SHORT EXERCISE: Return only the number of lines in the entries below that hold the word "into".

Start of RECORD LIST

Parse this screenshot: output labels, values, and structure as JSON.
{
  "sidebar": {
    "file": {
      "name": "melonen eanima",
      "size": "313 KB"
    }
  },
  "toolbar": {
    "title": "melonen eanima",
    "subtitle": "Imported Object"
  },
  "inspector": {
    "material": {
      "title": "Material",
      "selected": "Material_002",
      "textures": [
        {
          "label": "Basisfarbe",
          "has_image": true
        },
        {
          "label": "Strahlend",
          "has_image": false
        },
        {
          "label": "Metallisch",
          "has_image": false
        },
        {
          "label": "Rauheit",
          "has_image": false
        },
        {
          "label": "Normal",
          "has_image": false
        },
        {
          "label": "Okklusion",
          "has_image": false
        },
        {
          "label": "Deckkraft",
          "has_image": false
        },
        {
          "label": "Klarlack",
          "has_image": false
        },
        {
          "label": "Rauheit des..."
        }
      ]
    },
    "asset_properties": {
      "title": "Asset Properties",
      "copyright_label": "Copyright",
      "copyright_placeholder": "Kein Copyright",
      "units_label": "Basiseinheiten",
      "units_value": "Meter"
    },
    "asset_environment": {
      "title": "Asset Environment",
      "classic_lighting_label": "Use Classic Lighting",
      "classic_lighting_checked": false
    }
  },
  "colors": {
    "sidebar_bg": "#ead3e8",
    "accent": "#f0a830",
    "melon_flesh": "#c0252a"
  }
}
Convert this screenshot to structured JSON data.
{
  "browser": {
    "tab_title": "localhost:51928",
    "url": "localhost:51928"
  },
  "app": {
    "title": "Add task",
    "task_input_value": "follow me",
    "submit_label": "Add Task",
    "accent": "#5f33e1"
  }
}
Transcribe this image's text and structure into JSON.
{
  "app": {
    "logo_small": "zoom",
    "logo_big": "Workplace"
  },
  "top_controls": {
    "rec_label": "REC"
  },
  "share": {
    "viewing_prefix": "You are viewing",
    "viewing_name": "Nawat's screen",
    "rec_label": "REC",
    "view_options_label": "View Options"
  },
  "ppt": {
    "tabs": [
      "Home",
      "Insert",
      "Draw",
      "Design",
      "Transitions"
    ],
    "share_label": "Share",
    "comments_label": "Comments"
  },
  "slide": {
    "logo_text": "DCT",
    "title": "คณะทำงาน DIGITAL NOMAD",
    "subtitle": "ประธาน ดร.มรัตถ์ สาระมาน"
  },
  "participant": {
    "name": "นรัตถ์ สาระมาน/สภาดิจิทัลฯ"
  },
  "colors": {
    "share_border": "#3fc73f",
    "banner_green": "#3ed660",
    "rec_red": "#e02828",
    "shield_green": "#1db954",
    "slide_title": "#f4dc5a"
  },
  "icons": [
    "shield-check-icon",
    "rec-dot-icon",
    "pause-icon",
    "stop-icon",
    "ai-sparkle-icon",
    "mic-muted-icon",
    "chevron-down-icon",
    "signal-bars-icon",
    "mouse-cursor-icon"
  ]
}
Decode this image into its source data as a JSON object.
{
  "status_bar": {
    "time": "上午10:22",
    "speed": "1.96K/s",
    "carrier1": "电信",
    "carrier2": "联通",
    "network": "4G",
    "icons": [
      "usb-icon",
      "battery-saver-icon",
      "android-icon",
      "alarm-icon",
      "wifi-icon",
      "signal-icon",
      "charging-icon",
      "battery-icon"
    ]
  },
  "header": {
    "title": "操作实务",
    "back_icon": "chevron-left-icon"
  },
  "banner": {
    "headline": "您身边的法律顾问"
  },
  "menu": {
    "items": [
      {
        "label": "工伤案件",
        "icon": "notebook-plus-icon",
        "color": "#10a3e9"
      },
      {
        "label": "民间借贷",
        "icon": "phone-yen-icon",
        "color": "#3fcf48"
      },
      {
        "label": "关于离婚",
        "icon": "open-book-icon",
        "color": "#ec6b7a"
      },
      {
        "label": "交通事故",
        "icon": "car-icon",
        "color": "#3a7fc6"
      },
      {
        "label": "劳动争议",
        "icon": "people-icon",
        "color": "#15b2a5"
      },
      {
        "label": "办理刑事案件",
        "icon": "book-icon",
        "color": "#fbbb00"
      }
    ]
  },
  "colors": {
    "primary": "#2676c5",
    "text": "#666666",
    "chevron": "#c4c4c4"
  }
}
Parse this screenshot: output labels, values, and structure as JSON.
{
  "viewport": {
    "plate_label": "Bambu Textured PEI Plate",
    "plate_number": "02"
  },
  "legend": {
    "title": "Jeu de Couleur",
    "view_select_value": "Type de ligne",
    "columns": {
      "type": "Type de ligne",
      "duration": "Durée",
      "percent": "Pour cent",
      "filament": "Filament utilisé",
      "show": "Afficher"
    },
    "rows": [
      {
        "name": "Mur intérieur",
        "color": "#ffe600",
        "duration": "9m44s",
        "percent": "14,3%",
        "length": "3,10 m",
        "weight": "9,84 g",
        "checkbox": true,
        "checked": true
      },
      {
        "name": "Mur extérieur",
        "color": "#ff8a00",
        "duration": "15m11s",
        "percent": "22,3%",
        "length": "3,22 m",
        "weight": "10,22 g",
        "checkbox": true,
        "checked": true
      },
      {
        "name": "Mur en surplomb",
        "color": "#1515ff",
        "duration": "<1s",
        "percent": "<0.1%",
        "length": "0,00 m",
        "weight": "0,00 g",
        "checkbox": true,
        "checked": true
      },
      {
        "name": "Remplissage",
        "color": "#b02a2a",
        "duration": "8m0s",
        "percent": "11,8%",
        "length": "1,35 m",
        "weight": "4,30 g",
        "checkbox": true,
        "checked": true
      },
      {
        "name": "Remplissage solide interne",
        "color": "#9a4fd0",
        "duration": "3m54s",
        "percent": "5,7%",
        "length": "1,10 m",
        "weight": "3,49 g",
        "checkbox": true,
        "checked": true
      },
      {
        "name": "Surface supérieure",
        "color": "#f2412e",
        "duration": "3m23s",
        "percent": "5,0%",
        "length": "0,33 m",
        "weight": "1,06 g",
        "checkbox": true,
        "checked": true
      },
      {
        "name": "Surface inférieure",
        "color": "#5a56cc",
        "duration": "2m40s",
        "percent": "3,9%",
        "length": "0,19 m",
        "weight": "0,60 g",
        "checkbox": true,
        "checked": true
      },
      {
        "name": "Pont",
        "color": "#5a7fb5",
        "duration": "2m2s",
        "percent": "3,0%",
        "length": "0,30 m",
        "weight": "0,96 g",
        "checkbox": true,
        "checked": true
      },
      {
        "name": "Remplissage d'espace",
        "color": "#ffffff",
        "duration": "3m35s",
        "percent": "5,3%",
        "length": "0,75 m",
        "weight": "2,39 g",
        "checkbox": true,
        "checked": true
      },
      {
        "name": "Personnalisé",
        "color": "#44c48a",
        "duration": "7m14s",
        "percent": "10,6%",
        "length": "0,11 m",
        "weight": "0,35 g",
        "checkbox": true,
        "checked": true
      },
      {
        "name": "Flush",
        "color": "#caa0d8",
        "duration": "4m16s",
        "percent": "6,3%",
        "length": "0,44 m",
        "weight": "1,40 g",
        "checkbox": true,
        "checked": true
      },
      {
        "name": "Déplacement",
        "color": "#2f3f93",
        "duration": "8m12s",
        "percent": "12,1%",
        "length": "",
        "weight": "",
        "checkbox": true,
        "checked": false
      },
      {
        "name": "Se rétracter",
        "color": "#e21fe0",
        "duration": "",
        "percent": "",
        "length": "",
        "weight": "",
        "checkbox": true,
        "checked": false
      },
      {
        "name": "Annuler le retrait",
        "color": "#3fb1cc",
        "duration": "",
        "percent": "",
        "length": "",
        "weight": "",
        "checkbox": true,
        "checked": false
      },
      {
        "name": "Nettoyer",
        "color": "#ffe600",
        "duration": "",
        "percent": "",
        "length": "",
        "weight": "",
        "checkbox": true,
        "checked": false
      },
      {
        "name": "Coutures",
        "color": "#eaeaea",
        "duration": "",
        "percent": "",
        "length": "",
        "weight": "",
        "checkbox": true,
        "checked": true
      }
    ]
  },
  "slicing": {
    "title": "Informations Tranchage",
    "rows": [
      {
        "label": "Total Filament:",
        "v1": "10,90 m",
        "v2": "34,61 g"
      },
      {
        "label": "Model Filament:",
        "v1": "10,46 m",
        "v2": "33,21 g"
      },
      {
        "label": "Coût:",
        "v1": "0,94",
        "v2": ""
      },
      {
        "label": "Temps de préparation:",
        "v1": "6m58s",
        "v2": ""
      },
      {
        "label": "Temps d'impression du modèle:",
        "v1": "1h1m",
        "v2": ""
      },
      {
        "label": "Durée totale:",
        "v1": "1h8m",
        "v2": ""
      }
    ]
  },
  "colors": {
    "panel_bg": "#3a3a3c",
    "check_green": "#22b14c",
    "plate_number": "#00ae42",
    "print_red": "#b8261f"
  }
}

End of RECORD LIST

SOLUTION FOR THIS TASK: 2